◆ To be done: Transcribe the listing exactly, leaving out every picture.

◆ Material supplied:
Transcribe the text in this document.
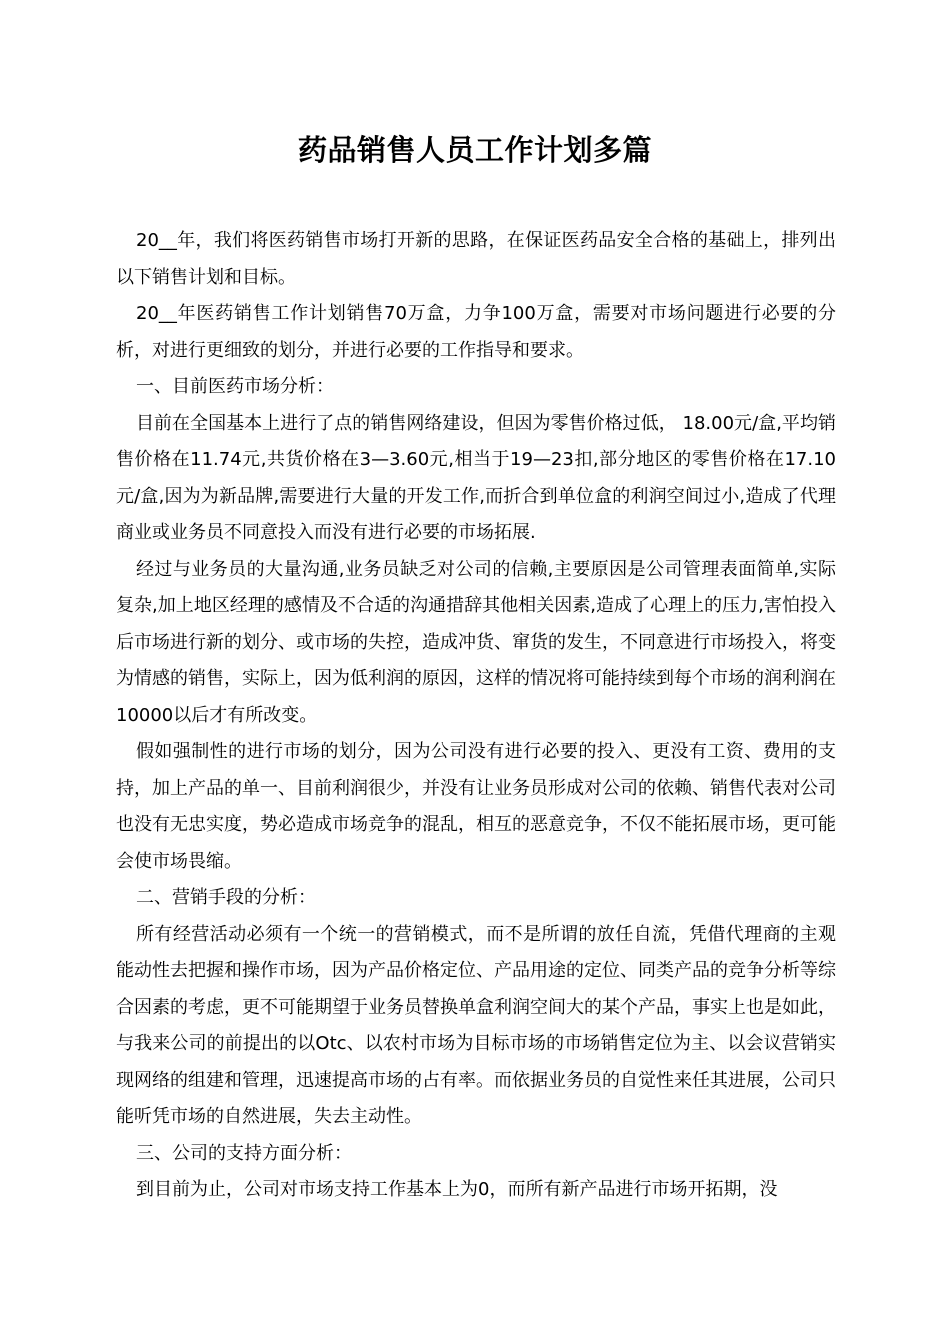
药品销售人员工作计划多篇

20__年，我们将医药销售市场打开新的思路，在保证医药品安全合格的基础上，排列出以下销售计划和目标。

20__年医药销售工作计划销售70万盒，力争100万盒，需要对市场问题进行必要的分析，对进行更细致的划分，并进行必要的工作指导和要求。

一、目前医药市场分析：

目前在全国基本上进行了点的销售网络建设，但因为零售价格过低， 18.00元/盒,平均销售价格在11.74元,共货价格在3—3.60元,相当于19—23扣,部分地区的零售价格在17.10元/盒,因为为新品牌,需要进行大量的开发工作,而折合到单位盒的利润空间过小,造成了代理商业或业务员不同意投入而没有进行必要的市场拓展.

经过与业务员的大量沟通,业务员缺乏对公司的信赖,主要原因是公司管理表面简单,实际复杂,加上地区经理的感情及不合适的沟通措辞其他相关因素,造成了心理上的压力,害怕投入后市场进行新的划分、或市场的失控，造成冲货、窜货的发生，不同意进行市场投入，将变为情感的销售，实际上，因为低利润的原因，这样的情况将可能持续到每个市场的润利润在10000以后才有所改变。

假如强制性的进行市场的划分，因为公司没有进行必要的投入、更没有工资、费用的支持，加上产品的单一、目前利润很少，并没有让业务员形成对公司的依赖、销售代表对公司也没有无忠实度，势必造成市场竞争的混乱，相互的恶意竞争，不仅不能拓展市场，更可能会使市场畏缩。

二、营销手段的分析：

所有经营活动必须有一个统一的营销模式，而不是所谓的放任自流，凭借代理商的主观能动性去把握和操作市场，因为产品价格定位、产品用途的定位、同类产品的竞争分析等综合因素的考虑，更不可能期望于业务员替换单盒利润空间大的某个产品，事实上也是如此，与我来公司的前提出的以Otc、以农村市场为目标市场的市场销售定位为主、以会议营销实现网络的组建和管理，迅速提高市场的占有率。而依据业务员的自觉性来任其进展，公司只能听凭市场的自然进展，失去主动性。

三、公司的支持方面分析：

到目前为止，公司对市场支持工作基本上为0，而所有新产品进行市场开拓期，没
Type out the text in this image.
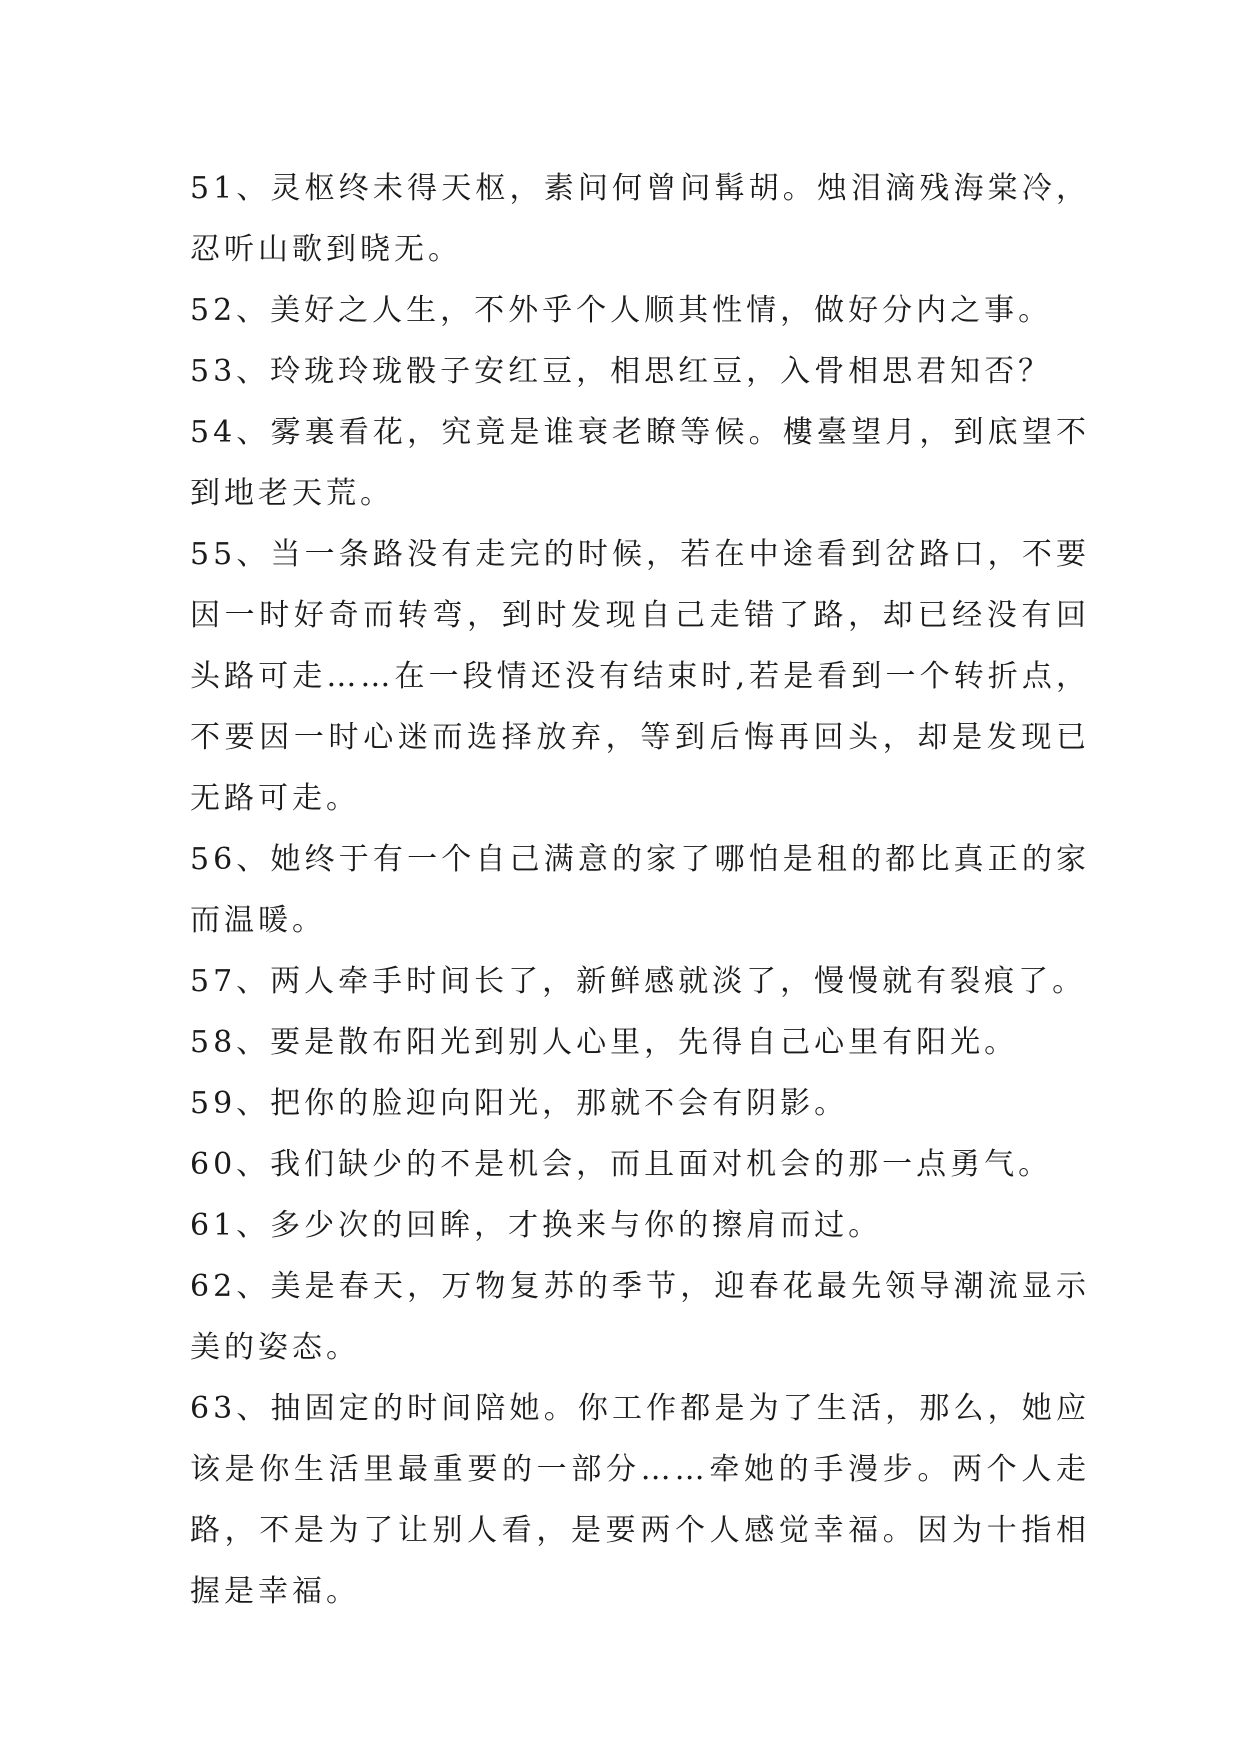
51、灵枢终未得天枢，素问何曾问髯胡。烛泪滴残海棠冷，忍听山歌到晓无。

52、美好之人生，不外乎个人顺其性情，做好分内之事。

53、玲珑玲珑骰子安红豆，相思红豆，入骨相思君知否？

54、雾裏看花，究竟是谁衰老瞭等候。樓臺望月，到底望不到地老天荒。

55、当一条路没有走完的时候，若在中途看到岔路口，不要因一时好奇而转弯，到时发现自己走错了路，却已经没有回头路可走……在一段情还没有结束时,若是看到一个转折点，不要因一时心迷而选择放弃，等到后悔再回头，却是发现已无路可走。

56、她终于有一个自己满意的家了哪怕是租的都比真正的家而温暖。

57、两人牵手时间长了，新鲜感就淡了，慢慢就有裂痕了。

58、要是散布阳光到别人心里，先得自己心里有阳光。

59、把你的脸迎向阳光，那就不会有阴影。

60、我们缺少的不是机会，而且面对机会的那一点勇气。

61、多少次的回眸，才换来与你的擦肩而过。

62、美是春天，万物复苏的季节，迎春花最先领导潮流显示美的姿态。

63、抽固定的时间陪她。你工作都是为了生活，那么，她应该是你生活里最重要的一部分……牵她的手漫步。两个人走路，不是为了让别人看，是要两个人感觉幸福。因为十指相握是幸福。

◆ Answer to the exercise:
Transcribe the text in this document.
药品销售人员工作计划多篇

20__年，我们将医药销售市场打开新的思路，在保证医药品安全合格的基础上，排列出以下销售计划和目标。

20__年医药销售工作计划销售70万盒，力争100万盒，需要对市场问题进行必要的分析，对进行更细致的划分，并进行必要的工作指导和要求。

一、目前医药市场分析：

目前在全国基本上进行了点的销售网络建设，但因为零售价格过低， 18.00元/盒,平均销售价格在11.74元,共货价格在3—3.60元,相当于19—23扣,部分地区的零售价格在17.10元/盒,因为为新品牌,需要进行大量的开发工作,而折合到单位盒的利润空间过小,造成了代理商业或业务员不同意投入而没有进行必要的市场拓展.

经过与业务员的大量沟通,业务员缺乏对公司的信赖,主要原因是公司管理表面简单,实际复杂,加上地区经理的感情及不合适的沟通措辞其他相关因素,造成了心理上的压力,害怕投入后市场进行新的划分、或市场的失控，造成冲货、窜货的发生，不同意进行市场投入，将变为情感的销售，实际上，因为低利润的原因，这样的情况将可能持续到每个市场的润利润在10000以后才有所改变。

假如强制性的进行市场的划分，因为公司没有进行必要的投入、更没有工资、费用的支持，加上产品的单一、目前利润很少，并没有让业务员形成对公司的依赖、销售代表对公司也没有无忠实度，势必造成市场竞争的混乱，相互的恶意竞争，不仅不能拓展市场，更可能会使市场畏缩。

二、营销手段的分析：

所有经营活动必须有一个统一的营销模式，而不是所谓的放任自流，凭借代理商的主观能动性去把握和操作市场，因为产品价格定位、产品用途的定位、同类产品的竞争分析等综合因素的考虑，更不可能期望于业务员替换单盒利润空间大的某个产品，事实上也是如此，与我来公司的前提出的以Otc、以农村市场为目标市场的市场销售定位为主、以会议营销实现网络的组建和管理，迅速提高市场的占有率。而依据业务员的自觉性来任其进展，公司只能听凭市场的自然进展，失去主动性。

三、公司的支持方面分析：

到目前为止，公司对市场支持工作基本上为0，而所有新产品进行市场开拓期，没
Type out the text in this image.
51、灵枢终未得天枢，素问何曾问髯胡。烛泪滴残海棠冷，忍听山歌到晓无。

52、美好之人生，不外乎个人顺其性情，做好分内之事。

53、玲珑玲珑骰子安红豆，相思红豆，入骨相思君知否？

54、雾裏看花，究竟是谁衰老瞭等候。樓臺望月，到底望不到地老天荒。

55、当一条路没有走完的时候，若在中途看到岔路口，不要因一时好奇而转弯，到时发现自己走错了路，却已经没有回头路可走……在一段情还没有结束时,若是看到一个转折点，不要因一时心迷而选择放弃，等到后悔再回头，却是发现已无路可走。

56、她终于有一个自己满意的家了哪怕是租的都比真正的家而温暖。

57、两人牵手时间长了，新鲜感就淡了，慢慢就有裂痕了。

58、要是散布阳光到别人心里，先得自己心里有阳光。

59、把你的脸迎向阳光，那就不会有阴影。

60、我们缺少的不是机会，而且面对机会的那一点勇气。

61、多少次的回眸，才换来与你的擦肩而过。

62、美是春天，万物复苏的季节，迎春花最先领导潮流显示美的姿态。

63、抽固定的时间陪她。你工作都是为了生活，那么，她应该是你生活里最重要的一部分……牵她的手漫步。两个人走路，不是为了让别人看，是要两个人感觉幸福。因为十指相握是幸福。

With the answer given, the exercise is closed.